== SET PROBLEM ==
Copy each line below that contains "entries".

-*-*-

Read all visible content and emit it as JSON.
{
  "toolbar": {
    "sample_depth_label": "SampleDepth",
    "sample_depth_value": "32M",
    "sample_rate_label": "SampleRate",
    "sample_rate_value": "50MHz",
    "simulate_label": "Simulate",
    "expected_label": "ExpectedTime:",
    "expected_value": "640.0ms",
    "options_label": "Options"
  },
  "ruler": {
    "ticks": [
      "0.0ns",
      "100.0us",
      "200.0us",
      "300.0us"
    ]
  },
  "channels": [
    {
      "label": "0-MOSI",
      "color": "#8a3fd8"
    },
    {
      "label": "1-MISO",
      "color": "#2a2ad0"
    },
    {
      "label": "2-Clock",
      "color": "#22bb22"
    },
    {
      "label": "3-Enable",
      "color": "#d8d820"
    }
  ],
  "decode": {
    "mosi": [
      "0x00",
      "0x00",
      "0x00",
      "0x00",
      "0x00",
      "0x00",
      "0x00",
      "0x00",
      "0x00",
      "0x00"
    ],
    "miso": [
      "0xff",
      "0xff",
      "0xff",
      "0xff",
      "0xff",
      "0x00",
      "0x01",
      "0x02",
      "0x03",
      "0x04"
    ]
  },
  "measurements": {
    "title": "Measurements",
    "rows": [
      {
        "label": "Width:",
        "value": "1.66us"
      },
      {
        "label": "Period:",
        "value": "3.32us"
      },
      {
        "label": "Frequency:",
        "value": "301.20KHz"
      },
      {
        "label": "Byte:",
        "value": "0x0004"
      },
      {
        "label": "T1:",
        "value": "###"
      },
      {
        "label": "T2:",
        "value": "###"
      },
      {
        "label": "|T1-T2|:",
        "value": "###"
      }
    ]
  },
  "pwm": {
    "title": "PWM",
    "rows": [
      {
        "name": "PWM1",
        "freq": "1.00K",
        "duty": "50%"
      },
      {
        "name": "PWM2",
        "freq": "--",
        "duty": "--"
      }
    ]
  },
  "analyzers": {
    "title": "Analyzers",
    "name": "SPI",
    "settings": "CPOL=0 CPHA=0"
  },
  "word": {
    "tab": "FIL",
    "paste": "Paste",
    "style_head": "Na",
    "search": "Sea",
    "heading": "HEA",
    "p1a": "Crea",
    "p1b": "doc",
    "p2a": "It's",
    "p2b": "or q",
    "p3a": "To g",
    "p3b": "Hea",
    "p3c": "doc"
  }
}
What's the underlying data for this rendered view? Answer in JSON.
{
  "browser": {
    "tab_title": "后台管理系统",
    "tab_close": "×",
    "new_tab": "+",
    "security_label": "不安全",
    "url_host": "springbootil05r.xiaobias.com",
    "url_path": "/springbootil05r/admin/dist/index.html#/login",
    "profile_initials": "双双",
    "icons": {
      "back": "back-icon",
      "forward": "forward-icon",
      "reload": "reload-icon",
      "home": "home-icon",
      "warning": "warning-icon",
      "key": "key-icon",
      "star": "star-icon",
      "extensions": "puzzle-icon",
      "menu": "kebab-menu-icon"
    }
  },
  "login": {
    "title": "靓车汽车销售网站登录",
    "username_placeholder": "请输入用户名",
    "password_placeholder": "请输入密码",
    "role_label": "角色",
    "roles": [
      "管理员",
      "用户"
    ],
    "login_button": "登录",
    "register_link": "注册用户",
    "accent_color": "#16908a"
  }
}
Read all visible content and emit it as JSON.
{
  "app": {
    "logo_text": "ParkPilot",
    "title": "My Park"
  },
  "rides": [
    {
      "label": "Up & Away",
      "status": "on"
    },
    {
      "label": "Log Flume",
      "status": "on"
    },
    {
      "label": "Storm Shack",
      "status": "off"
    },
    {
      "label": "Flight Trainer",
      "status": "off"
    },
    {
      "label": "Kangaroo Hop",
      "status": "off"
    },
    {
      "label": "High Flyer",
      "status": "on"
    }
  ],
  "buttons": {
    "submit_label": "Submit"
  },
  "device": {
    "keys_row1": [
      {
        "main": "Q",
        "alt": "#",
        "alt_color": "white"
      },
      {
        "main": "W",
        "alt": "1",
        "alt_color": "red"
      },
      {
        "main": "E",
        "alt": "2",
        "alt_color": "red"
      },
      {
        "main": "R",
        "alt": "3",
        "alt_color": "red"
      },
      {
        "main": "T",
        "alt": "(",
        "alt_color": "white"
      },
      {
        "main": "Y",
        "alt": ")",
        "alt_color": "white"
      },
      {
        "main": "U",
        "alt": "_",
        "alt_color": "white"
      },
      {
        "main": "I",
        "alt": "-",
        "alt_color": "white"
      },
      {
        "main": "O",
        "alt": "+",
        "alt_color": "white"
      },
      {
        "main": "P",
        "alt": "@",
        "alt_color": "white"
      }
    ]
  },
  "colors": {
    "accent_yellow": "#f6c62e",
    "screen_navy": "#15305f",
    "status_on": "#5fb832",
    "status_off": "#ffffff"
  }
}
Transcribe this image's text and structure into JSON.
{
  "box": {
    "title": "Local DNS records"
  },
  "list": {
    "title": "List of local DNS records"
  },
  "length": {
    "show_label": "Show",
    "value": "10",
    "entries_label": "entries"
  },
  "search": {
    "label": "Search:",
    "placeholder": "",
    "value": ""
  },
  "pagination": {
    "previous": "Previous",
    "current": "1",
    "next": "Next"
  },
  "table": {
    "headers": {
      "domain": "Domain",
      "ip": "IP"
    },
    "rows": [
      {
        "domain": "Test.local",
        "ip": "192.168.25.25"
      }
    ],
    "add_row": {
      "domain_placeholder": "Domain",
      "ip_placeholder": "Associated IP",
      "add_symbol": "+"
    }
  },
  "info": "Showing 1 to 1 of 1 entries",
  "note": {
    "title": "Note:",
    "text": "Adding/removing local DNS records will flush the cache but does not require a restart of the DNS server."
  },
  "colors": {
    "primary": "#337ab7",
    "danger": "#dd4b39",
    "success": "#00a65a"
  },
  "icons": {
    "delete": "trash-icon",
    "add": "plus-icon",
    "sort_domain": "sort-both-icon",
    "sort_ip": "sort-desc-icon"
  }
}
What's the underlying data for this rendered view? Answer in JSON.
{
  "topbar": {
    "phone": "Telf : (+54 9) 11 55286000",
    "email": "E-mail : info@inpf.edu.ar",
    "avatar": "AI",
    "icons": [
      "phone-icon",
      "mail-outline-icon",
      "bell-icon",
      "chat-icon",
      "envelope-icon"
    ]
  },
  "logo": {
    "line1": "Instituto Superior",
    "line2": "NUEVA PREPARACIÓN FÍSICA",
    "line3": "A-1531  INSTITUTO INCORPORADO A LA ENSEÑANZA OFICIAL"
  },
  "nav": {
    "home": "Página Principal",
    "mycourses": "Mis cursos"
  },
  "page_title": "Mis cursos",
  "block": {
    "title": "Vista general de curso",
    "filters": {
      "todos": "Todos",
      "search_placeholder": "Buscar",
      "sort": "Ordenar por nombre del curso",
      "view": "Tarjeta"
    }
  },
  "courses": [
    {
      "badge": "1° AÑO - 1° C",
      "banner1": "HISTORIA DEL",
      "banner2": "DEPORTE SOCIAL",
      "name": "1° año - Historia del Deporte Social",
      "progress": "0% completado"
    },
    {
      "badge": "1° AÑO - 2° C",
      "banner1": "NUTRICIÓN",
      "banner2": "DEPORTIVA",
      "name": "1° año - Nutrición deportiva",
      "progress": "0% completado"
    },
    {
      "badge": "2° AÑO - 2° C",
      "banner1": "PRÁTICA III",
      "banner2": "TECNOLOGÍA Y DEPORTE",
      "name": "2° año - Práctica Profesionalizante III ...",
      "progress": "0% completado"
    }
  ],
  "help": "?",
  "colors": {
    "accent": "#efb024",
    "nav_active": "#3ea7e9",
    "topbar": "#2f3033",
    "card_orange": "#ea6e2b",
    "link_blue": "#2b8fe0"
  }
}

-*-*-

== SOLUTION ==
    "entries_label": "entries"
  "info": "Showing 1 to 1 of 1 entries",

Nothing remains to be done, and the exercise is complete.